====== Input rows
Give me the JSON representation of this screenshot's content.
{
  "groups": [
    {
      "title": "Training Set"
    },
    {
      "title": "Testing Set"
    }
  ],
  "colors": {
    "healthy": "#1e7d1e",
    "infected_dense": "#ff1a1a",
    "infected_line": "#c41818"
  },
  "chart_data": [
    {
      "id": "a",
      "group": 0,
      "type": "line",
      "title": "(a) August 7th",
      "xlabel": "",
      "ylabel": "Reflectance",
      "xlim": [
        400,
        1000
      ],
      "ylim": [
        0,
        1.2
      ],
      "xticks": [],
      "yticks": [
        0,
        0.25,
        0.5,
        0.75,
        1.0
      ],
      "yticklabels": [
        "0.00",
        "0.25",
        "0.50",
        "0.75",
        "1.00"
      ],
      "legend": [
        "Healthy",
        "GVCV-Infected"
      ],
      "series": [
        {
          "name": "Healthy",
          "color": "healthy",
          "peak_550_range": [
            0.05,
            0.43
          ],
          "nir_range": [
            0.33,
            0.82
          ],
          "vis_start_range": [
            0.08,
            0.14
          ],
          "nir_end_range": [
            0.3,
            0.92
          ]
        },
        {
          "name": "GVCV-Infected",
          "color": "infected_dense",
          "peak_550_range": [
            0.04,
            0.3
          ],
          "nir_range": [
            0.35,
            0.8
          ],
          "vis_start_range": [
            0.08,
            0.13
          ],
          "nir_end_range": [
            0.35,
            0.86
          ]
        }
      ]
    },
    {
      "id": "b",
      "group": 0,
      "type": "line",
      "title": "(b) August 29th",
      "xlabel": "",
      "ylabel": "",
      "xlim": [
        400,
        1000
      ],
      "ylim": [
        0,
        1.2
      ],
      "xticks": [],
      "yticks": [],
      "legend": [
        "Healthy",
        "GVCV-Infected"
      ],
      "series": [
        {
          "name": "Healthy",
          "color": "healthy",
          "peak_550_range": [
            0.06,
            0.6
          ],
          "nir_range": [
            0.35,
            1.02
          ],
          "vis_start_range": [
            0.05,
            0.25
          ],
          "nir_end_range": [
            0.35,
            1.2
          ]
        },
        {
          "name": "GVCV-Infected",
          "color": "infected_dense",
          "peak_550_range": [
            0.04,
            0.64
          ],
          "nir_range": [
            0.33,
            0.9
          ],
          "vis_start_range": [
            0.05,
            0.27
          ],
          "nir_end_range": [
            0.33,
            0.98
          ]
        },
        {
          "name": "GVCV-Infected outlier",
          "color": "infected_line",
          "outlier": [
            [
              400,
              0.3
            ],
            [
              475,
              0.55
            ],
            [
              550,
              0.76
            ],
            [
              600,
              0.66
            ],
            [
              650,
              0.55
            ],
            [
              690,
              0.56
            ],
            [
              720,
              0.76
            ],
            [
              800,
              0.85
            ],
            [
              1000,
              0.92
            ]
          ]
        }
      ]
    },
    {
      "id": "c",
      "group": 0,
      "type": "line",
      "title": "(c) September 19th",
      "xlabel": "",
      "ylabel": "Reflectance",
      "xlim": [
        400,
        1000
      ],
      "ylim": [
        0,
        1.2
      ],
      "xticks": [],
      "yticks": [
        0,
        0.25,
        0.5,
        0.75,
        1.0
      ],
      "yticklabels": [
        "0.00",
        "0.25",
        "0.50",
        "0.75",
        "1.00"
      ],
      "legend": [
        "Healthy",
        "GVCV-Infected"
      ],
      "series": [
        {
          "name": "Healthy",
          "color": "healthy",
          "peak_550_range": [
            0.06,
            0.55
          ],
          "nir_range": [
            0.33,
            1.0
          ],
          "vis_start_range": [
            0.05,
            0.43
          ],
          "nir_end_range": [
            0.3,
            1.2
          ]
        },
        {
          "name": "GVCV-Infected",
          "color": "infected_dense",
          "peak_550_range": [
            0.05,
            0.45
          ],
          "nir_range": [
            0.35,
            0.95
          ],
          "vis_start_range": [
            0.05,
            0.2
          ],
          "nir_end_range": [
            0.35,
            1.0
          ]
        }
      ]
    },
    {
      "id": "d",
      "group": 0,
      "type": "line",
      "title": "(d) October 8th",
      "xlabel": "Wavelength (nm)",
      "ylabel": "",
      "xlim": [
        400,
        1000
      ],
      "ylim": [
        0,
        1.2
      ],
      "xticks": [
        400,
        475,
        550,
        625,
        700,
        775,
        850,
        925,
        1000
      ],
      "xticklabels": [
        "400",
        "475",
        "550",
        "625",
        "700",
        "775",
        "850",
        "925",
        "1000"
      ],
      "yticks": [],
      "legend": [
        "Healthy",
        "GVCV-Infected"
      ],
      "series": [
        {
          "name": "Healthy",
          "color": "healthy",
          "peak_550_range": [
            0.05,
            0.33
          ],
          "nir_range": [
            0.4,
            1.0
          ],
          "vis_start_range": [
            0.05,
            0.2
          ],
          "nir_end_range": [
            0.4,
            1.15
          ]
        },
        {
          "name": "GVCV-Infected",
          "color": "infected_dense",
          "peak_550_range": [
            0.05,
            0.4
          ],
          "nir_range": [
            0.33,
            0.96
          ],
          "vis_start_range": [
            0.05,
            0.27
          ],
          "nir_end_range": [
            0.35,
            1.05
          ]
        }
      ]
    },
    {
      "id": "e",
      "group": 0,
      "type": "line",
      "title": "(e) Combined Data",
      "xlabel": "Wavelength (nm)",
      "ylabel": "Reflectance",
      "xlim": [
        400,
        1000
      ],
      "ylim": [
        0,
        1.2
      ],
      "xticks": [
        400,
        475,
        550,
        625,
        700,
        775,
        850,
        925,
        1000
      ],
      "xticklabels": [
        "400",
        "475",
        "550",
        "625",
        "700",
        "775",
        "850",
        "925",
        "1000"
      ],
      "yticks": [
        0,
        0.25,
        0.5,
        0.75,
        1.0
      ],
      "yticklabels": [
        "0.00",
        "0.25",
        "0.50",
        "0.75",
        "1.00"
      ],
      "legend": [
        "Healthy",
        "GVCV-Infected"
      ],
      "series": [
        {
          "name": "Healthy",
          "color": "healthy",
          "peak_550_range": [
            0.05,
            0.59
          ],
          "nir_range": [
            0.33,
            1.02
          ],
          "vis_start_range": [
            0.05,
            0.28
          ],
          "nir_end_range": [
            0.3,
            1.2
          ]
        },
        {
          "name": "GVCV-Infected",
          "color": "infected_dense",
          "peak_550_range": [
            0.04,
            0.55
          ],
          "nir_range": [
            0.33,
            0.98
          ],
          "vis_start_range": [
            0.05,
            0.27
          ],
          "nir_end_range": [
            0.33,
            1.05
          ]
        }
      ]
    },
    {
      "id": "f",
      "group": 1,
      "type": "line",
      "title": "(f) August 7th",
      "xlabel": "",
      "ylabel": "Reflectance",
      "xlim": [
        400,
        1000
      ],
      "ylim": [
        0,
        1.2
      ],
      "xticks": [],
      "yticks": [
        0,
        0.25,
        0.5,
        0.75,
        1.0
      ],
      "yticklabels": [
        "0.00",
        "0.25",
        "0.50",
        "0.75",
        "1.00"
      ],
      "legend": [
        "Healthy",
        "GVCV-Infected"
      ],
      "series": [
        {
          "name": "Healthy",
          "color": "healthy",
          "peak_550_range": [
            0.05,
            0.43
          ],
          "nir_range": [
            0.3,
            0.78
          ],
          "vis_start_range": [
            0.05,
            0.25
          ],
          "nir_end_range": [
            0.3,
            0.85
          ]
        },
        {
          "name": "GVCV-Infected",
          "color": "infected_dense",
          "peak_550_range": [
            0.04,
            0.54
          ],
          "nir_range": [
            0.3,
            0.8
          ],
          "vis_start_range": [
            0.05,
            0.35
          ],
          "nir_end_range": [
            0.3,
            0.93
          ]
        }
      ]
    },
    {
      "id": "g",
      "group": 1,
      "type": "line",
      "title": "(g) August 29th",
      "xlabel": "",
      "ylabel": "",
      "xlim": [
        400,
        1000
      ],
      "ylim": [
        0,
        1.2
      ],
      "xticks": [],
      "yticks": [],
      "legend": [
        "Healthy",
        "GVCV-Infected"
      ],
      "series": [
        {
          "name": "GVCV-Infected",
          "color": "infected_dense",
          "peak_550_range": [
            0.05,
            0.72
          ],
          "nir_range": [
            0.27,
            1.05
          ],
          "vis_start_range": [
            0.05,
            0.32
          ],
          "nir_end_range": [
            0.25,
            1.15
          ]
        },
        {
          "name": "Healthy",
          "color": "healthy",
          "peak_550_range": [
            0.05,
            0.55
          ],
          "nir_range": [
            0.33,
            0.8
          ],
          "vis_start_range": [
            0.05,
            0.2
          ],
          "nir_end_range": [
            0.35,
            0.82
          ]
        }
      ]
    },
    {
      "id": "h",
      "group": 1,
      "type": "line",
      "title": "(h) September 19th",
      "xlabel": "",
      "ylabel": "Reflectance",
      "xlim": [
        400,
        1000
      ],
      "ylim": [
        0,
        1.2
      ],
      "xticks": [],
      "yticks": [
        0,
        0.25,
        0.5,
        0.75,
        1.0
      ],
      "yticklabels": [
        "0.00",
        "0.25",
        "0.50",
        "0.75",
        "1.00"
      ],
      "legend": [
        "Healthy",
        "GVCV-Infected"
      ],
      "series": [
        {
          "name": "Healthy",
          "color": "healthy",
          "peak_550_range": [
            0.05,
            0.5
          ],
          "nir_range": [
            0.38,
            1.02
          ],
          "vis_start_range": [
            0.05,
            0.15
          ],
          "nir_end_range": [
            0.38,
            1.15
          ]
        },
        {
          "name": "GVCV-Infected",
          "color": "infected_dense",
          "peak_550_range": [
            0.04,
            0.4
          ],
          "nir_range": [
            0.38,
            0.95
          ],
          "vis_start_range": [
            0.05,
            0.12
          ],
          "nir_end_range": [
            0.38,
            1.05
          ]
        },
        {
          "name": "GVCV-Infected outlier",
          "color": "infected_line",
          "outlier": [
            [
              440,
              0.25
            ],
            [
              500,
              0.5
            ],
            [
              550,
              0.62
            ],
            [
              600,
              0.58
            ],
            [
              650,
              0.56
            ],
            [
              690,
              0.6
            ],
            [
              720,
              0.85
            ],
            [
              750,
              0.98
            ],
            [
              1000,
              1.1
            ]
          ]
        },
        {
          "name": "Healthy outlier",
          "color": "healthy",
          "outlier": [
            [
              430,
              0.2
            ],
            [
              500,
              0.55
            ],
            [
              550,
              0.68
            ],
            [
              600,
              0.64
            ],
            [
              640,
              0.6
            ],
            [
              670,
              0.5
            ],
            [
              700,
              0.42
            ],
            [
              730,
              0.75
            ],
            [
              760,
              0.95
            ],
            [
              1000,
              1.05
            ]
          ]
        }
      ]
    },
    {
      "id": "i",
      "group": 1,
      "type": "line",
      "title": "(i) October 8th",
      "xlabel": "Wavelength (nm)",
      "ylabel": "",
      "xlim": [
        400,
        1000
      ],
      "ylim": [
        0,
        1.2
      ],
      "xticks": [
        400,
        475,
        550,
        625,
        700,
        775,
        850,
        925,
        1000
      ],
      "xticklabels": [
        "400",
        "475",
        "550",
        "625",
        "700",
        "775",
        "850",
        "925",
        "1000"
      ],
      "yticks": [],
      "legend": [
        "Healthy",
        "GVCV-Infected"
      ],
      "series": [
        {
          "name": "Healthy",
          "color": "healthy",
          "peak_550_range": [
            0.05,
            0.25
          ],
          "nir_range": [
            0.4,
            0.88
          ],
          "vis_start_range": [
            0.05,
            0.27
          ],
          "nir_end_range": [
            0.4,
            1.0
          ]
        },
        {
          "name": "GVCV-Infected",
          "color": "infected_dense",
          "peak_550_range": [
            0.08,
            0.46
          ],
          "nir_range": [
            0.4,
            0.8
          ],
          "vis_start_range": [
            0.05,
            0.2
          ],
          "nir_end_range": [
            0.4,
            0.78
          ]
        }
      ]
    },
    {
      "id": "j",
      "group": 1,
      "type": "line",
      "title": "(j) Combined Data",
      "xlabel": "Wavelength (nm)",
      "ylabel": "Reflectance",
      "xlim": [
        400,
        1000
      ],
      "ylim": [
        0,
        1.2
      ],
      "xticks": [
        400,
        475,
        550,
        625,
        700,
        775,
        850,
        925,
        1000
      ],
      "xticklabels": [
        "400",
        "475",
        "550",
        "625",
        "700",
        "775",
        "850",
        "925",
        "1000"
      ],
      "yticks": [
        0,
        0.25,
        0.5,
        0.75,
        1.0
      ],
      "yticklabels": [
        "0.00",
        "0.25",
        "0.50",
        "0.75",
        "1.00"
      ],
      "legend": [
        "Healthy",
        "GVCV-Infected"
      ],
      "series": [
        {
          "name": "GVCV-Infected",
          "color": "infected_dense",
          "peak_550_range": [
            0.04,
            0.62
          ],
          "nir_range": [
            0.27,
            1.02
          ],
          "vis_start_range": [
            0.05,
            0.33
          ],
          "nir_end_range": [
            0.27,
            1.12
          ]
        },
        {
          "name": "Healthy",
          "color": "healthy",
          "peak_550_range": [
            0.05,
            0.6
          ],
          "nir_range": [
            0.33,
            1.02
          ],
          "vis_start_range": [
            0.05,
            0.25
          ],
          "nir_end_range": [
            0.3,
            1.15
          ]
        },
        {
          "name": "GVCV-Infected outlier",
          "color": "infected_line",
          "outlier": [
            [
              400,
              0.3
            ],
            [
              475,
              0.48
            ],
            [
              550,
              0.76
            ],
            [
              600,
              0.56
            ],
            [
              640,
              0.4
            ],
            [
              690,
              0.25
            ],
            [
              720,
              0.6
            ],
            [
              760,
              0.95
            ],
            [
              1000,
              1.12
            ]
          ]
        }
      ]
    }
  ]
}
============
● **What you need to do**
Only the number is wanted: how many lines contain the string "October"?

● **Completed task**
2